What the exercise asks -> Records follow. Select each line holding "corso".

Dataset items ->
- - - - - - -

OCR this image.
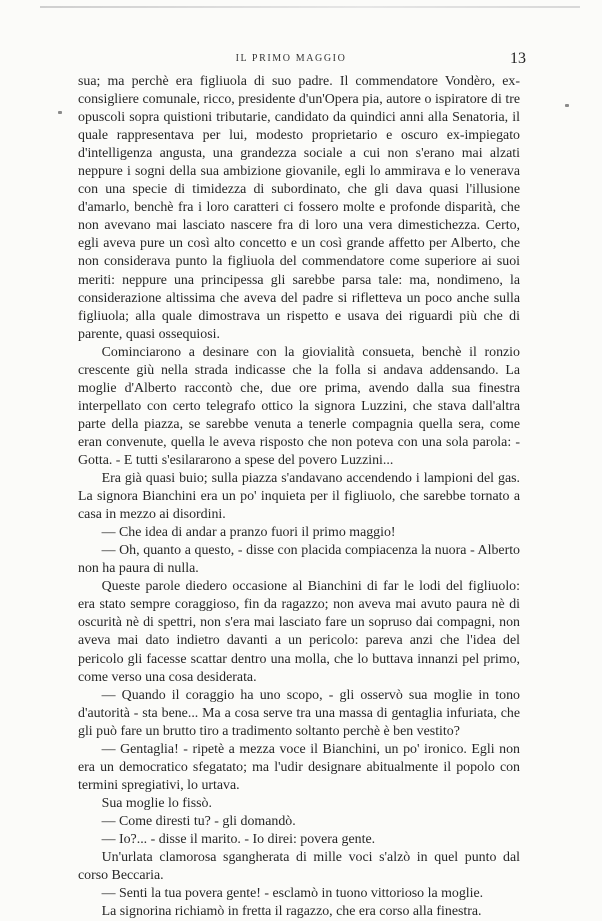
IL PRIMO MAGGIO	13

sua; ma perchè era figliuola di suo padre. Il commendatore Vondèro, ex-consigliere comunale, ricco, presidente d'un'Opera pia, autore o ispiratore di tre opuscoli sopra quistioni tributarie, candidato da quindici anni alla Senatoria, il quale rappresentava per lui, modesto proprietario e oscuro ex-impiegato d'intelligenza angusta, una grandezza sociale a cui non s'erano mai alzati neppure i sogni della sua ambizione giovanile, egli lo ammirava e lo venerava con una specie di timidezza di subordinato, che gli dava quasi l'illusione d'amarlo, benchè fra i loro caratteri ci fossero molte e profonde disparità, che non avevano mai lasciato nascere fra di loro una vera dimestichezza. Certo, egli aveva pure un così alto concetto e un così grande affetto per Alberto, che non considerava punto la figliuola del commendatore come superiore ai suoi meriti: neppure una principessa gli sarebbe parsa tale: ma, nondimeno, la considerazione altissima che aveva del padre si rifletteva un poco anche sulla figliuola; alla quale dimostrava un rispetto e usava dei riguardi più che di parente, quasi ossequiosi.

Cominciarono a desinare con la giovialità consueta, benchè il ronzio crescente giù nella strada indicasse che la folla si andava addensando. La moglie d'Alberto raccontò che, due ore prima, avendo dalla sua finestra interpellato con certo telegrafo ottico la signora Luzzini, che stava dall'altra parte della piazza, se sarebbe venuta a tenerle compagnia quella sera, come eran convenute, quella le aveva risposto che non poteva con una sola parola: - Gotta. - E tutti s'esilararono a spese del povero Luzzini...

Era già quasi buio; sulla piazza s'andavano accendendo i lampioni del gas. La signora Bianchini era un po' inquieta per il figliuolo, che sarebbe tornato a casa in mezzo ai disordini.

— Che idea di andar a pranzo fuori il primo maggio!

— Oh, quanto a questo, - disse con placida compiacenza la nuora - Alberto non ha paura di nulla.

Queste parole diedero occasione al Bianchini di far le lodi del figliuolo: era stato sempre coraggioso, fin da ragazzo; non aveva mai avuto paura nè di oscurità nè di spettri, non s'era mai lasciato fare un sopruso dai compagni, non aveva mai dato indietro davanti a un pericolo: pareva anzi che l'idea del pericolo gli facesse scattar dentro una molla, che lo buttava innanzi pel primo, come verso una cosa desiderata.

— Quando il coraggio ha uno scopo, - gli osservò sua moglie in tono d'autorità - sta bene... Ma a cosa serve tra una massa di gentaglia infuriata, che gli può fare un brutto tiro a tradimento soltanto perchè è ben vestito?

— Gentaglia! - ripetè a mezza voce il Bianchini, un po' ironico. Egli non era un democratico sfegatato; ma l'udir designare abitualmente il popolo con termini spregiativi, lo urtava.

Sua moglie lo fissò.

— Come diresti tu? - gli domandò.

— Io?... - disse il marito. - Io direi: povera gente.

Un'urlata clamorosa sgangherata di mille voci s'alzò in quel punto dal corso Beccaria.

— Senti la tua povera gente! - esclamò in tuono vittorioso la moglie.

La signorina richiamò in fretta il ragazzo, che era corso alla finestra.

- - - - - - -

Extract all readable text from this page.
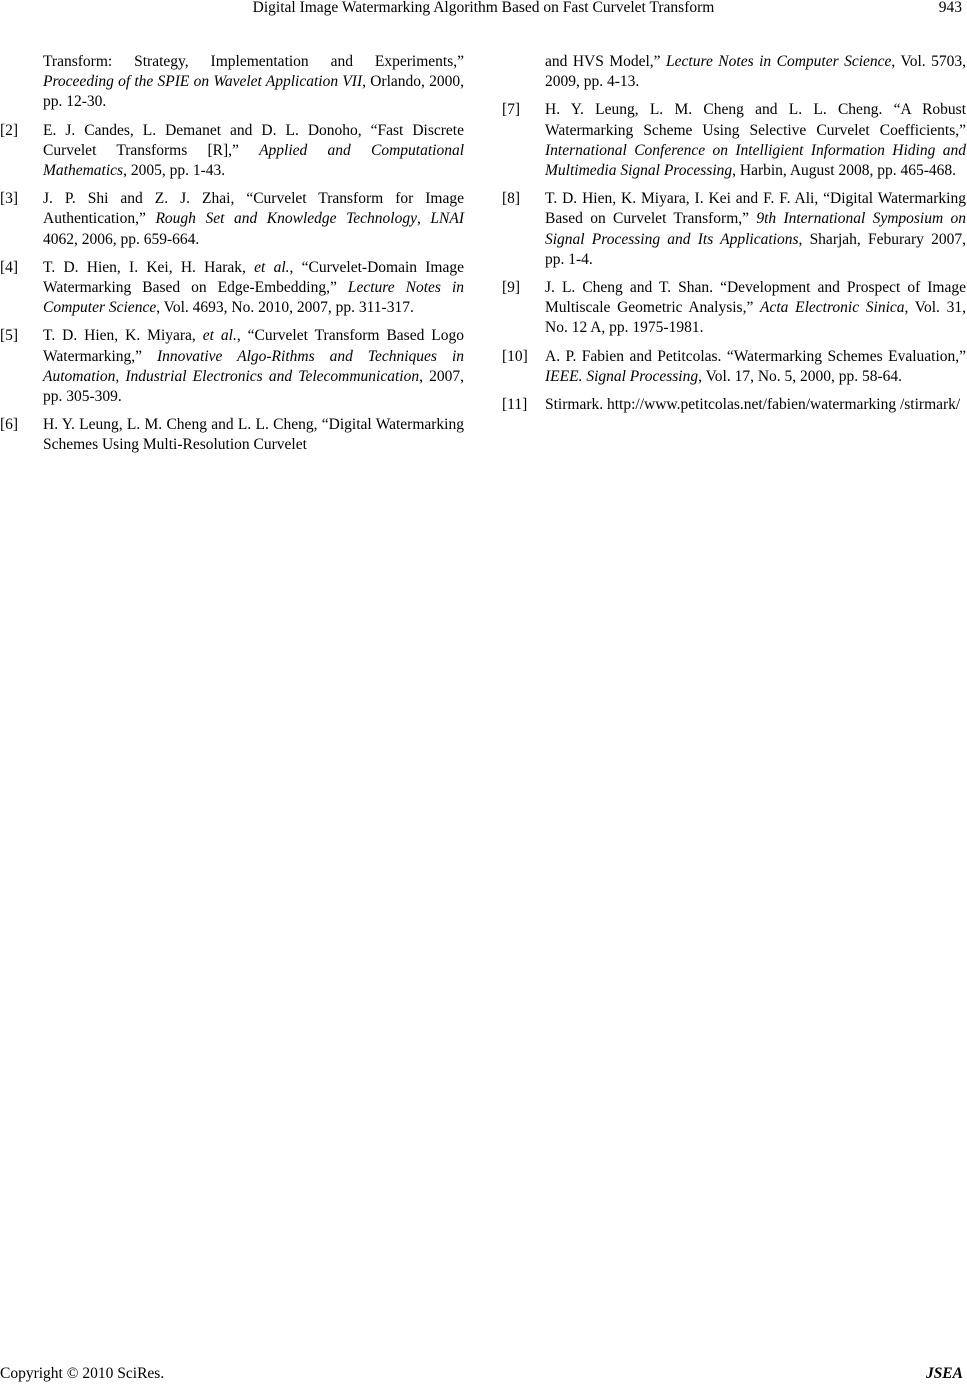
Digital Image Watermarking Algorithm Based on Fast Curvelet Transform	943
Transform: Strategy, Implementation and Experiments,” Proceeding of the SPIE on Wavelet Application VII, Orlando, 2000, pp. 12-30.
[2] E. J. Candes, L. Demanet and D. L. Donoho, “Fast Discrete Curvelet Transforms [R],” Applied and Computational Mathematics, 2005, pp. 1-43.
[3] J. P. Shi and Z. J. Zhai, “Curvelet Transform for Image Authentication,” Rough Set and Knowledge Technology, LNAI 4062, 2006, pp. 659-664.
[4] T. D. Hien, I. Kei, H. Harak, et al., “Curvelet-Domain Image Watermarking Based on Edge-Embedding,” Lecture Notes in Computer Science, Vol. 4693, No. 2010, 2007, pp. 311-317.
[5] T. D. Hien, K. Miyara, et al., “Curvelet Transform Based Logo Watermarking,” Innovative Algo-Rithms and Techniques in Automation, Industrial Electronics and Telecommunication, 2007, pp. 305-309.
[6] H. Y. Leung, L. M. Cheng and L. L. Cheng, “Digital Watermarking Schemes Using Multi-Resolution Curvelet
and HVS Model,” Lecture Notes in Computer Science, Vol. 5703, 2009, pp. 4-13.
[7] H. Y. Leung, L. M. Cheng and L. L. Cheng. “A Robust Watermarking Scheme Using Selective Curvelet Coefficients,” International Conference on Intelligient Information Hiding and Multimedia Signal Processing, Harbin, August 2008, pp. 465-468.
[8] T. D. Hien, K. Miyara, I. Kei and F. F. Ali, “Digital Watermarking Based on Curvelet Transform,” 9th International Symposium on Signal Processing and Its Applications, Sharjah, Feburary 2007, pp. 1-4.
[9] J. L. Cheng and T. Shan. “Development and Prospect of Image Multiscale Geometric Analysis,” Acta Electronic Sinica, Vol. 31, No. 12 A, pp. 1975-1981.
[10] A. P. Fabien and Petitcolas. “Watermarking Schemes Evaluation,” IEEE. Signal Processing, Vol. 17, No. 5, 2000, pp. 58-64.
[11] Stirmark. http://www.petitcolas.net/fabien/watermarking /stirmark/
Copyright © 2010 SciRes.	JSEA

- - - - - - -

Result of the task ->
Un'urlata clamorosa sgangherata di mille voci s'alzò in quel punto dal corso Beccaria.
La signorina richiamò in fretta il ragazzo, che era corso alla finestra.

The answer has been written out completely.